## Direction
Check each line of the material. Copy those containing "считаю".

## Stored rows
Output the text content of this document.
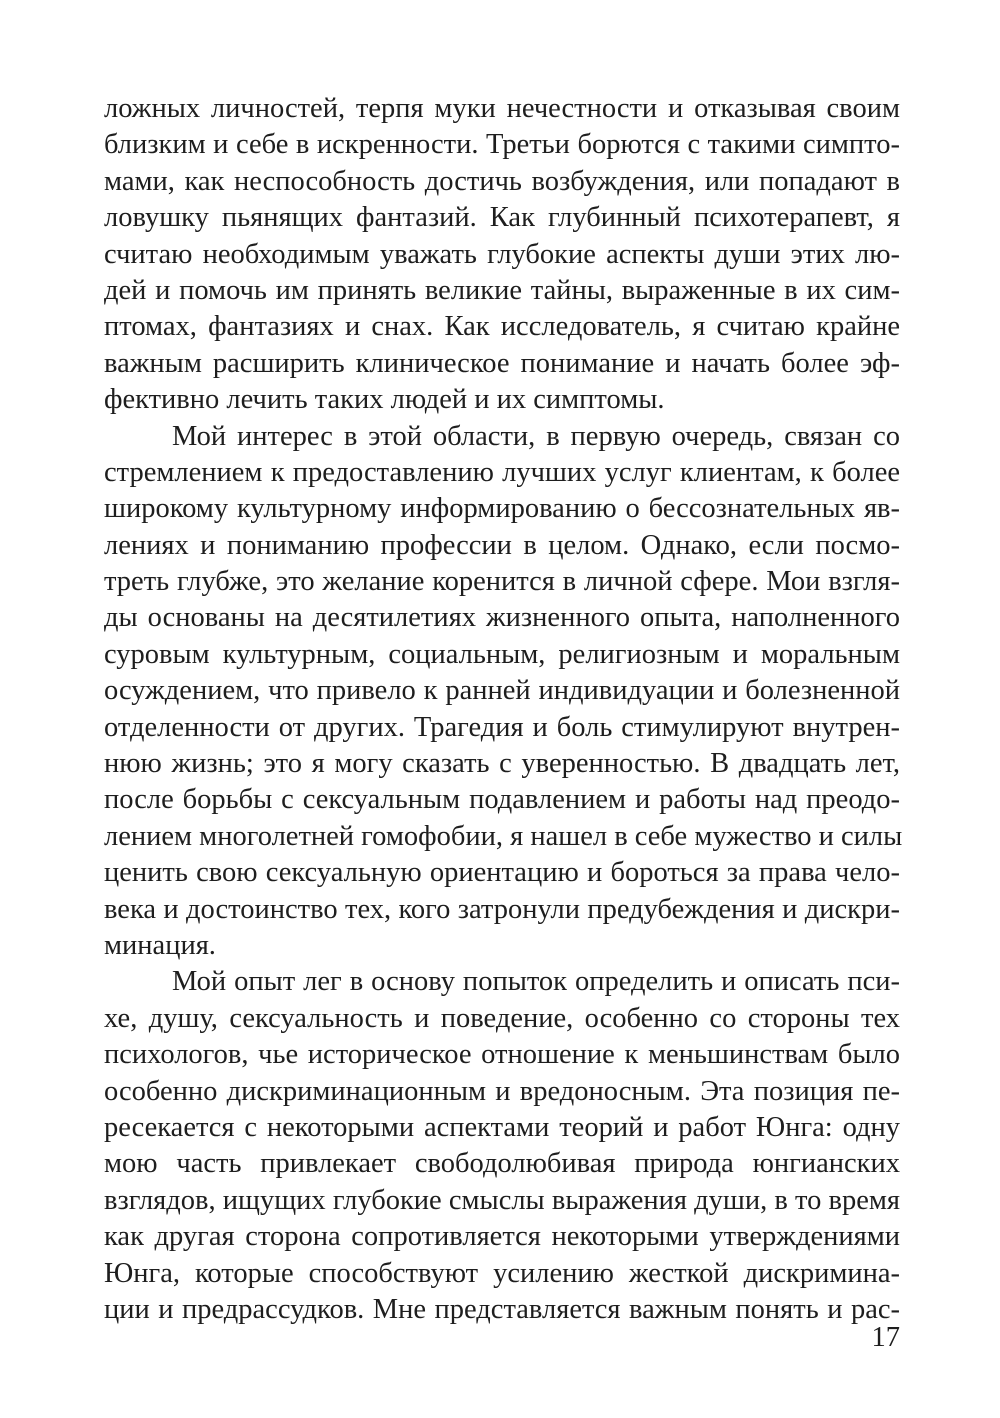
ложных личностей, терпя муки нечестности и отказывая своим
близким и себе в искренности. Третьи борются с такими симпто-
мами, как неспособность достичь возбуждения, или попадают в
ловушку пьянящих фантазий. Как глубинный психотерапевт, я
считаю необходимым уважать глубокие аспекты души этих лю-
дей и помочь им принять великие тайны, выраженные в их сим-
птомах, фантазиях и снах. Как исследователь, я считаю крайне
важным расширить клиническое понимание и начать более эф-
фективно лечить таких людей и их симптомы.
Мой интерес в этой области, в первую очередь, связан со
стремлением к предоставлению лучших услуг клиентам, к более
широкому культурному информированию о бессознательных яв-
лениях и пониманию профессии в целом. Однако, если посмо-
треть глубже, это желание коренится в личной сфере. Мои взгля-
ды основаны на десятилетиях жизненного опыта, наполненного
суровым культурным, социальным, религиозным и моральным
осуждением, что привело к ранней индивидуации и болезненной
отделенности от других. Трагедия и боль стимулируют внутрен-
нюю жизнь; это я могу сказать с уверенностью. В двадцать лет,
после борьбы с сексуальным подавлением и работы над преодо-
лением многолетней гомофобии, я нашел в себе мужество и силы
ценить свою сексуальную ориентацию и бороться за права чело-
века и достоинство тех, кого затронули предубеждения и дискри-
минация.
Мой опыт лег в основу попыток определить и описать пси-
хе, душу, сексуальность и поведение, особенно со стороны тех
психологов, чье историческое отношение к меньшинствам было
особенно дискриминационным и вредоносным. Эта позиция пе-
ресекается с некоторыми аспектами теорий и работ Юнга: одну
мою часть привлекает свободолюбивая природа юнгианских
взглядов, ищущих глубокие смыслы выражения души, в то время
как другая сторона сопротивляется некоторыми утверждениями
Юнга, которые способствуют усилению жесткой дискримина-
ции и предрассудков. Мне представляется важным понять и рас-
17
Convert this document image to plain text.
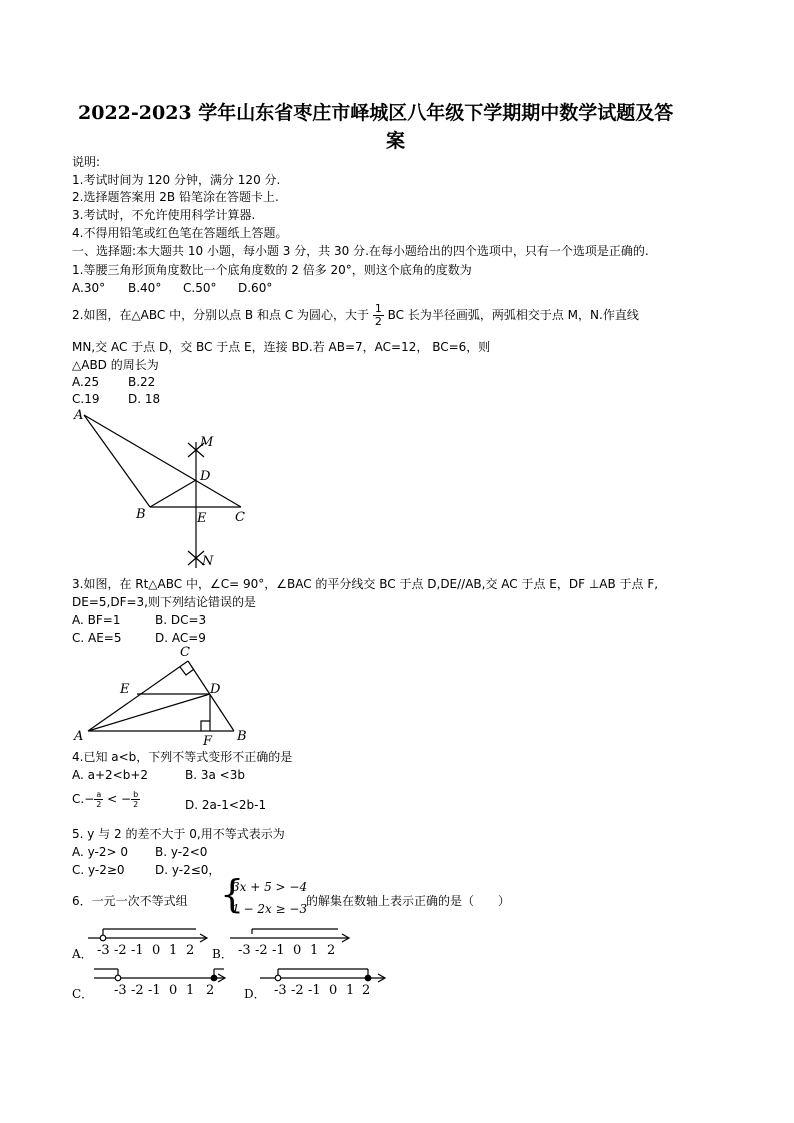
2022-2023 学年山东省枣庄市峄城区八年级下学期期中数学试题及答
案
说明:
1.考试时间为 120 分钟，满分 120 分.
2.选择题答案用 2B 铅笔涂在答题卡上.
3.考试时，不允许使用科学计算器.
4.不得用铅笔或红色笔在答题纸上答题。
一、选择题:本大题共 10 小题，每小题 3 分，共 30 分.在每小题给出的四个选项中，只有一个选项是正确的.
1.等腰三角形顶角度数比一个底角度数的 2 倍多 20°，则这个底角的度数为
A.30° B.40° C.50° D.60°
2.如图，在△ABC 中，分别以点 B 和点 C 为圆心，大于 $\frac{1}{2}$ BC 长为半径画弧，两弧相交于点 M，N.作直线
MN,交 AC 于点 D，交 BC 于点 E，连接 BD.若 AB=7，AC=12， BC=6，则
△ABD 的周长为
A.25 B.22
C.19 D. 18
A
M
D
B	E C
N
3.如图，在 Rt△ABC 中，∠C= 90°，∠BAC 的平分线交 BC 于点 D,DE//AB,交 AC 于点 E，DF ⊥AB 于点 F,
DE=5,DF=3,则下列结论错误的是
A. BF=1	B. DC=3
C. AE=5	D. AC=9
C
E	D
A	F B
4.已知 a<b，下列不等式变形不正确的是
A. a+2<b+2	B. 3a <3b
$C.- \frac{a}{2}$ < − $\frac{b}{2}$	D. 2a-1<2b-1
5. y 与 2 的差不大于 0,用不等式表示为
A. y-2> 0 B. y-2<0
C. y-2≥0	D. y-2≤0，
6．一元一次不等式组 {
3x + 5 > −4
1 − 2x ≥ −3
的解集在数轴上表示正确的是（　　）
A． -3 -2 -1 0 1 2 B． -3 -2 -1 0 1 2
C． -3 -2 -1 0 1 2 D． -3 -2 -1 0 1 2
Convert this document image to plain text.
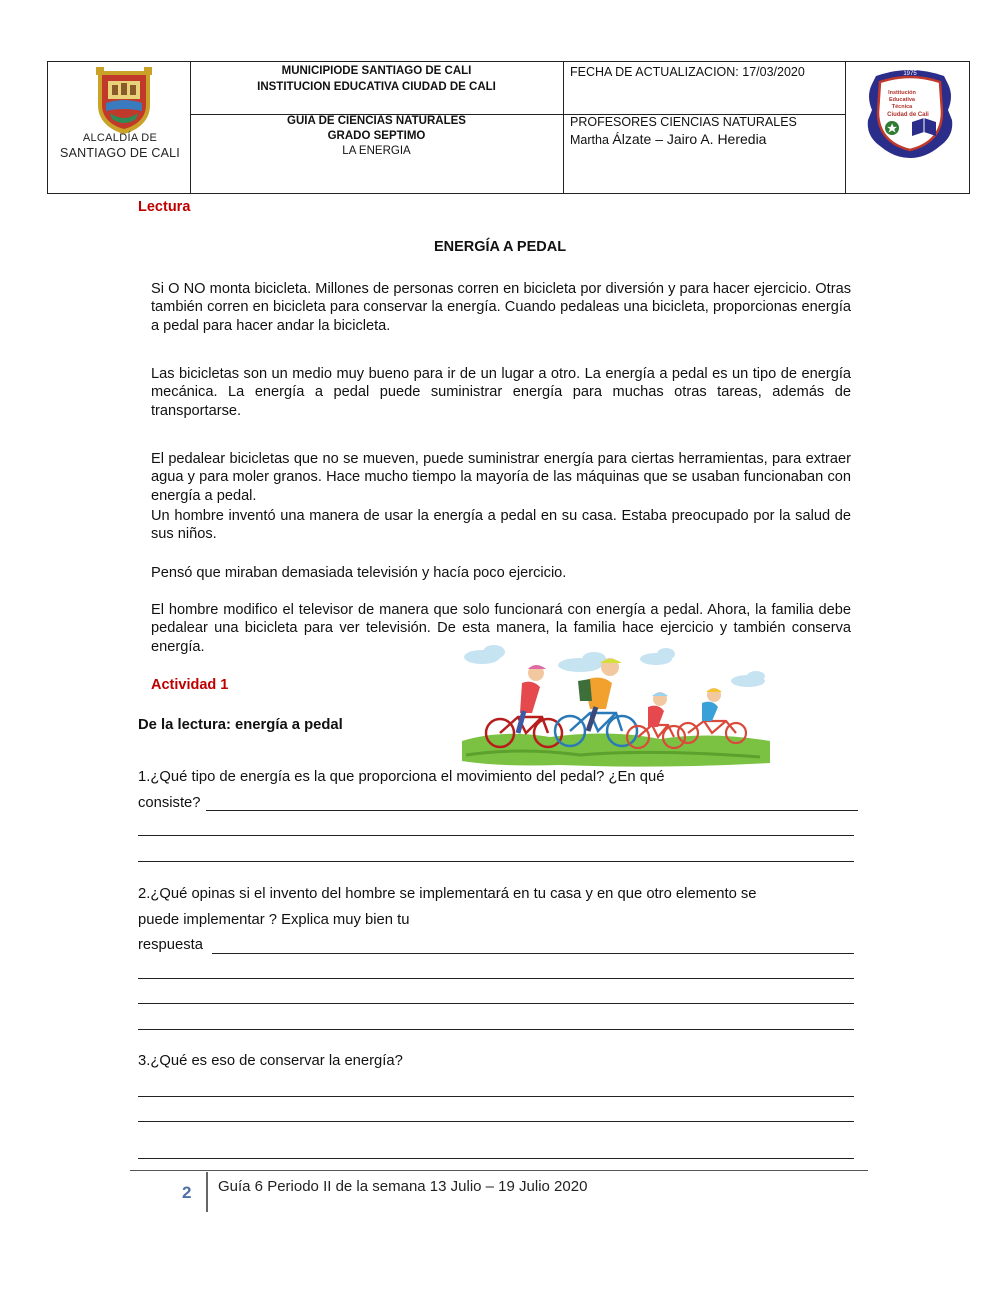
ALCALDÍA DE
SANTIAGO DE CALI
MUNICIPIODE SANTIAGO DE CALI
INSTITUCION EDUCATIVA CIUDAD DE CALI
FECHA DE ACTUALIZACION: 17/03/2020
GUIA DE CIENCIAS NATURALES
GRADO SEPTIMO
LA ENERGIA
PROFESORES CIENCIAS NATURALES
Martha Álzate – Jairo A. Heredia
1975
Institución
Educativa
Técnica
Ciudad de Cali
Lectura
ENERGÍA A PEDAL
Si O NO monta bicicleta. Millones de personas corren en bicicleta por diversión y para hacer ejercicio. Otras también corren en bicicleta para conservar la energía. Cuando pedaleas una bicicleta, proporcionas energía a pedal para hacer andar la bicicleta.
Las bicicletas son un medio muy bueno para ir de un lugar a otro. La energía a pedal es un tipo de energía mecánica. La energía a pedal puede suministrar energía para muchas otras tareas, además de transportarse.
El pedalear bicicletas que no se mueven, puede suministrar energía para ciertas herramientas, para extraer agua y para moler granos. Hace mucho tiempo la mayoría de las máquinas que se usaban funcionaban con energía a pedal.
Un hombre inventó una manera de usar la energía a pedal en su casa. Estaba preocupado por la salud de sus niños.
Pensó que miraban demasiada televisión y hacía poco ejercicio.
El hombre modifico el televisor de manera que solo funcionará con energía a pedal. Ahora, la familia debe pedalear una bicicleta para ver televisión. De esta manera, la familia hace ejercicio y también conserva energía.
Actividad 1
De la lectura: energía a pedal
1.¿Qué tipo de energía es la que proporciona el movimiento del pedal? ¿En qué
consiste?
2.¿Qué opinas si el invento del hombre se implementará en tu casa y en que otro elemento se
puede implementar ? Explica muy bien tu
respuesta
3.¿Qué es eso de conservar la energía?
2 Guía 6 Periodo II de la semana 13 Julio – 19 Julio 2020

## Exercise response
считаю необходимым уважать глубокие аспекты души этих лю-
птомах, фантазиях и снах. Как исследователь, я считаю крайне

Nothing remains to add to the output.